*Brief*
Check each line of the data for "Azərbaycanın" and select those that have it.

::: Information shown :::

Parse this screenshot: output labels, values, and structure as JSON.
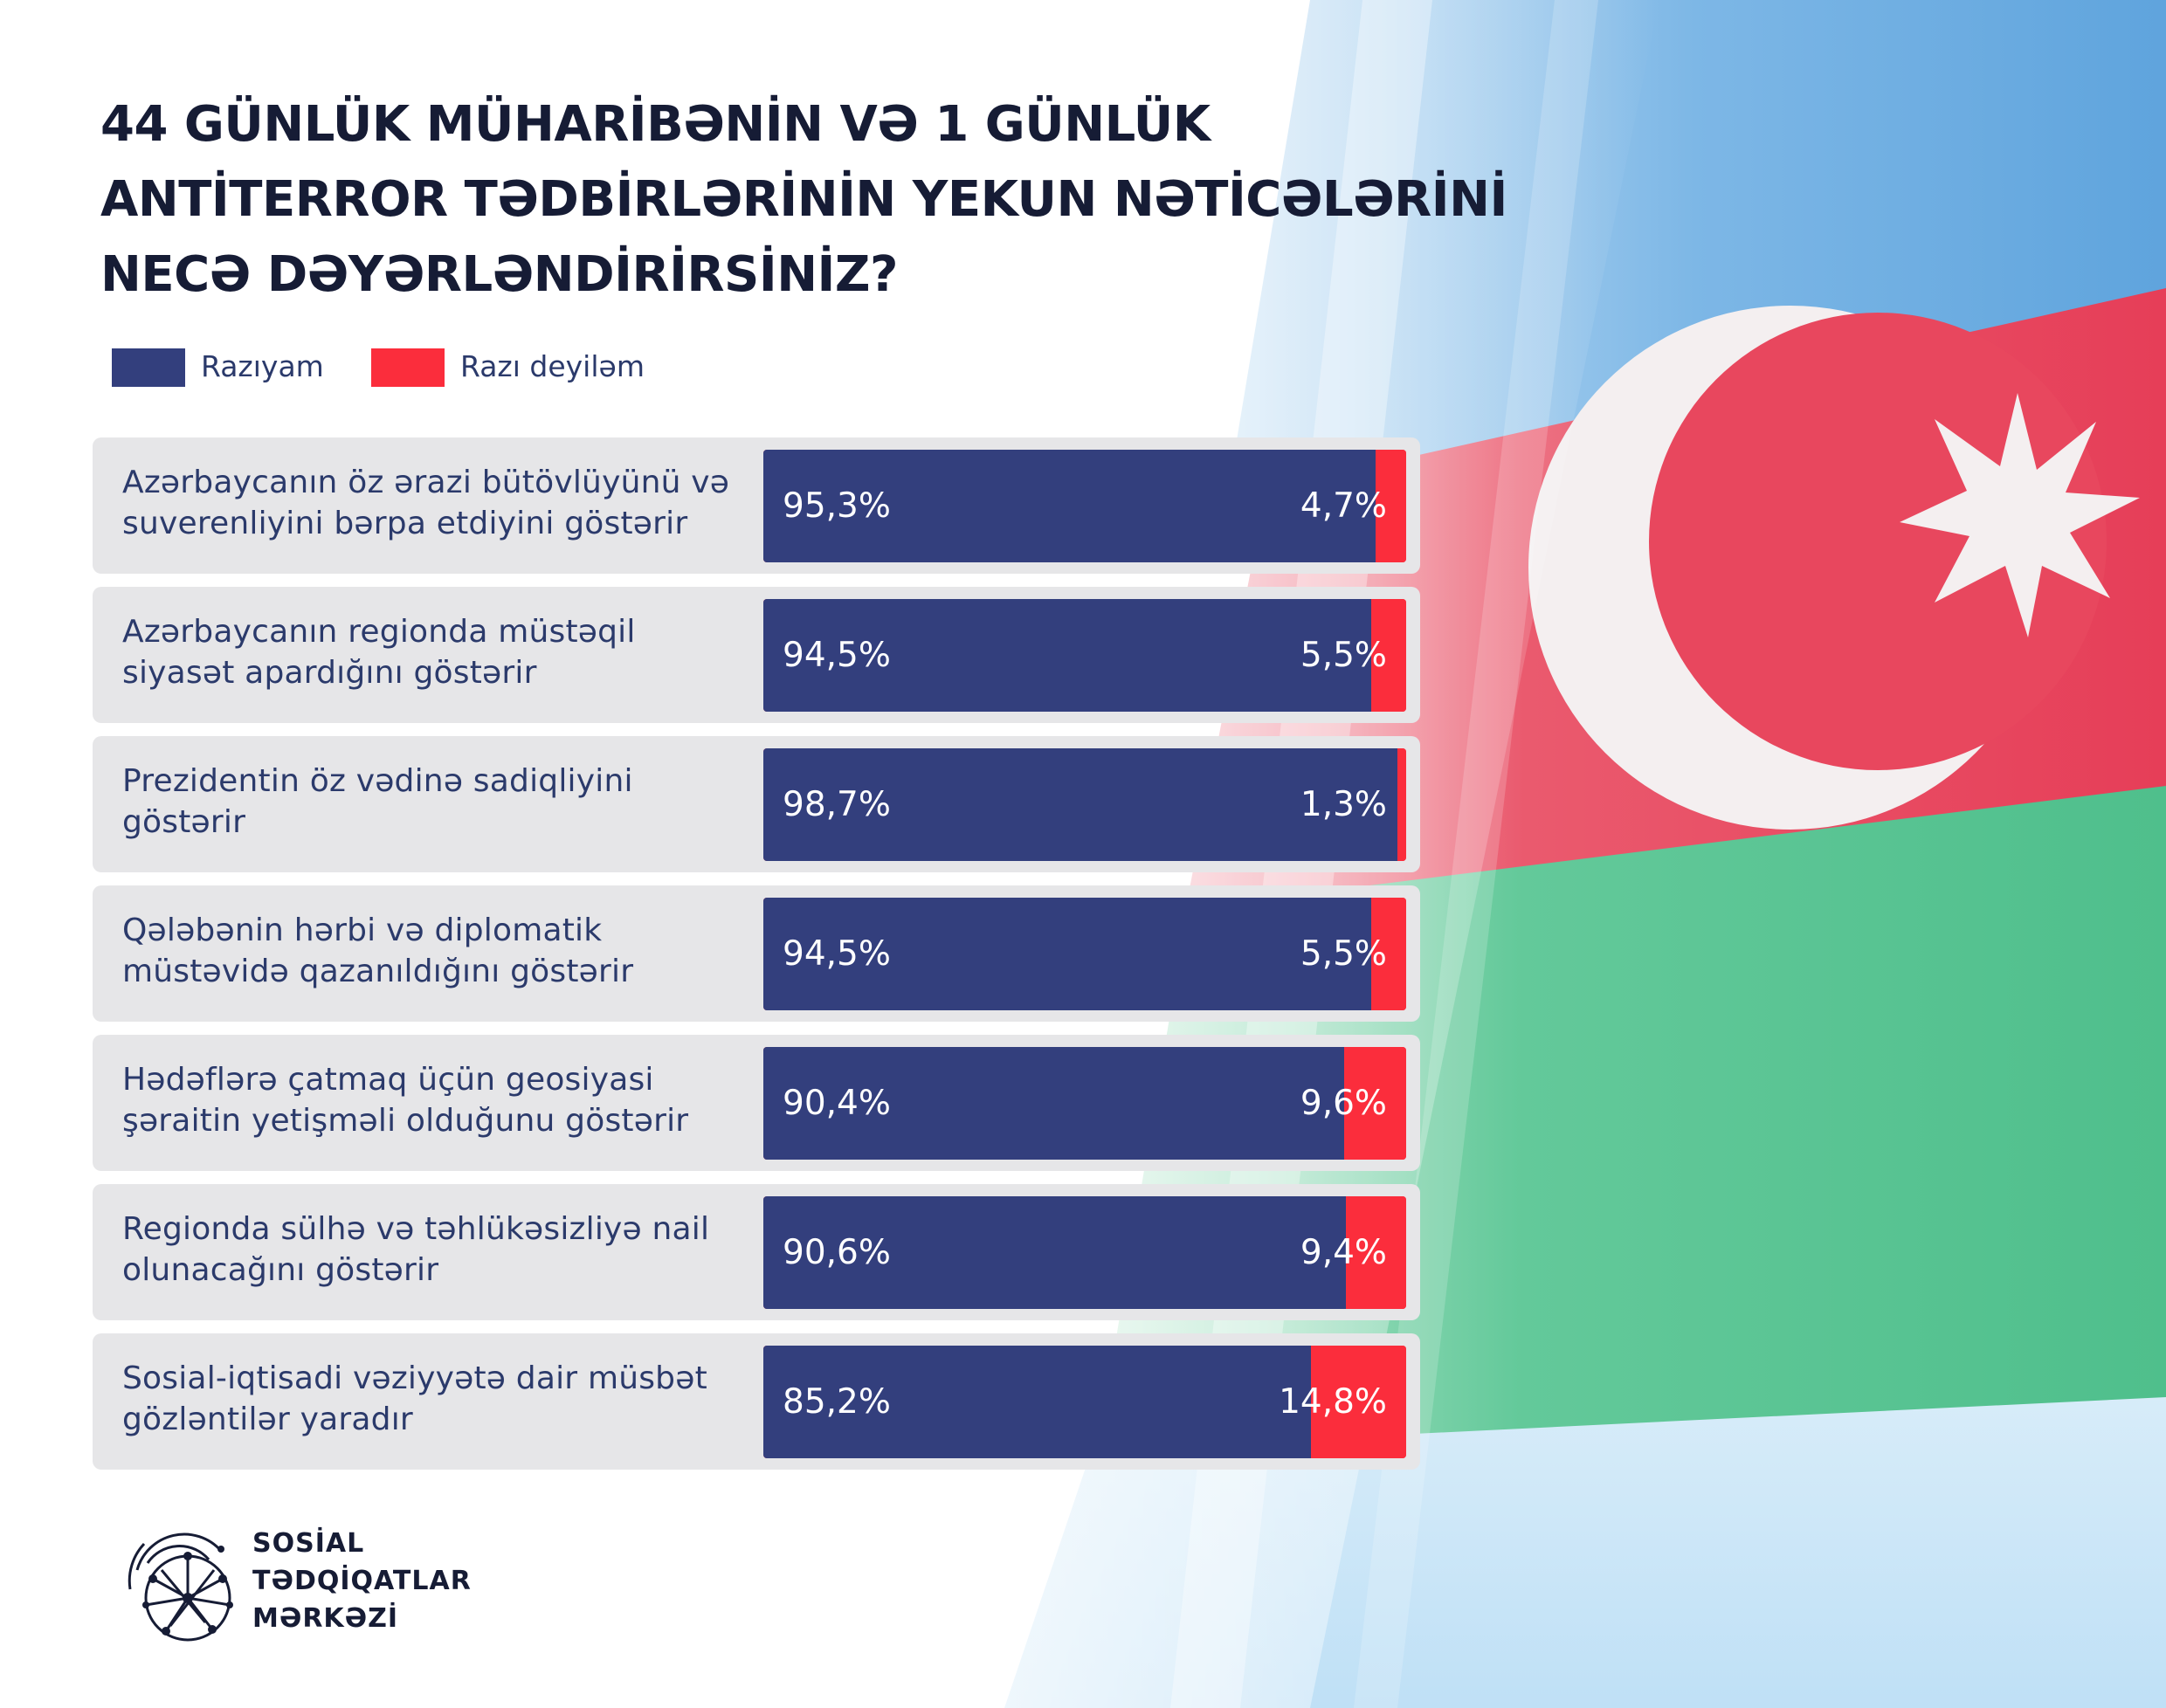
{
  "title_lines": [
    "44 GÜNLÜK MÜHARİBƏNİN VƏ 1 GÜNLÜK",
    "ANTİTERROR TƏDBİRLƏRİNİN YEKUN NƏTİCƏLƏRİNİ",
    "NECƏ DƏYƏRLƏNDİRİRSİNİZ?"
  ],
  "organization": {
    "lines": [
      "SOSİAL",
      "TƏDQİQATLAR",
      "MƏRKƏZİ"
    ],
    "logo_icon": "network-globe-logo-icon"
  },
  "colors": {
    "agree": "#333f7d",
    "disagree": "#fb2d3c",
    "row_bg": "#e6e6e8",
    "text": "#2b3a6b",
    "title": "#161c35"
  },
  "background": {
    "icon": "azerbaijan-flag-image"
  },
  "chart_data": {
    "type": "bar",
    "orientation": "horizontal",
    "stacked": true,
    "percent_scale": true,
    "legend_position": "top-left",
    "series": [
      {
        "name": "Razıyam",
        "color": "#333f7d",
        "value_labels": [
          "95,3%",
          "94,5%",
          "98,7%",
          "94,5%",
          "90,4%",
          "90,6%",
          "85,2%"
        ]
      },
      {
        "name": "Razı deyiləm",
        "color": "#fb2d3c",
        "value_labels": [
          "4,7%",
          "5,5%",
          "1,3%",
          "5,5%",
          "9,6%",
          "9,4%",
          "14,8%"
        ]
      }
    ],
    "categories": [
      "Azərbaycanın öz ərazi bütövlüyünü və\nsuverenliyini bərpa etdiyini göstərir",
      "Azərbaycanın regionda müstəqil\nsiyasət apardığını göstərir",
      "Prezidentin öz vədinə sadiqliyini\ngöstərir",
      "Qələbənin hərbi və diplomatik\nmüstəvidə qazanıldığını göstərir",
      "Hədəflərə çatmaq üçün geosiyasi\nşəraitin yetişməli olduğunu göstərir",
      "Regionda sülhə və təhlükəsizliyə nail\nolunacağını göstərir",
      "Sosial-iqtisadi vəziyyətə dair müsbət\ngözləntilər yaradır"
    ],
    "agree_values": [
      95.3,
      94.5,
      98.7,
      94.5,
      90.4,
      90.6,
      85.2
    ],
    "disagree_values": [
      4.7,
      5.5,
      1.3,
      5.5,
      9.6,
      9.4,
      14.8
    ]
  }
}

:::

*Task output*
      "Azərbaycanın öz ərazi bütövlüyünü və\nsuverenliyini bərpa etdiyini göstərir",
      "Azərbaycanın regionda müstəqil\nsiyasət apardığını göstərir",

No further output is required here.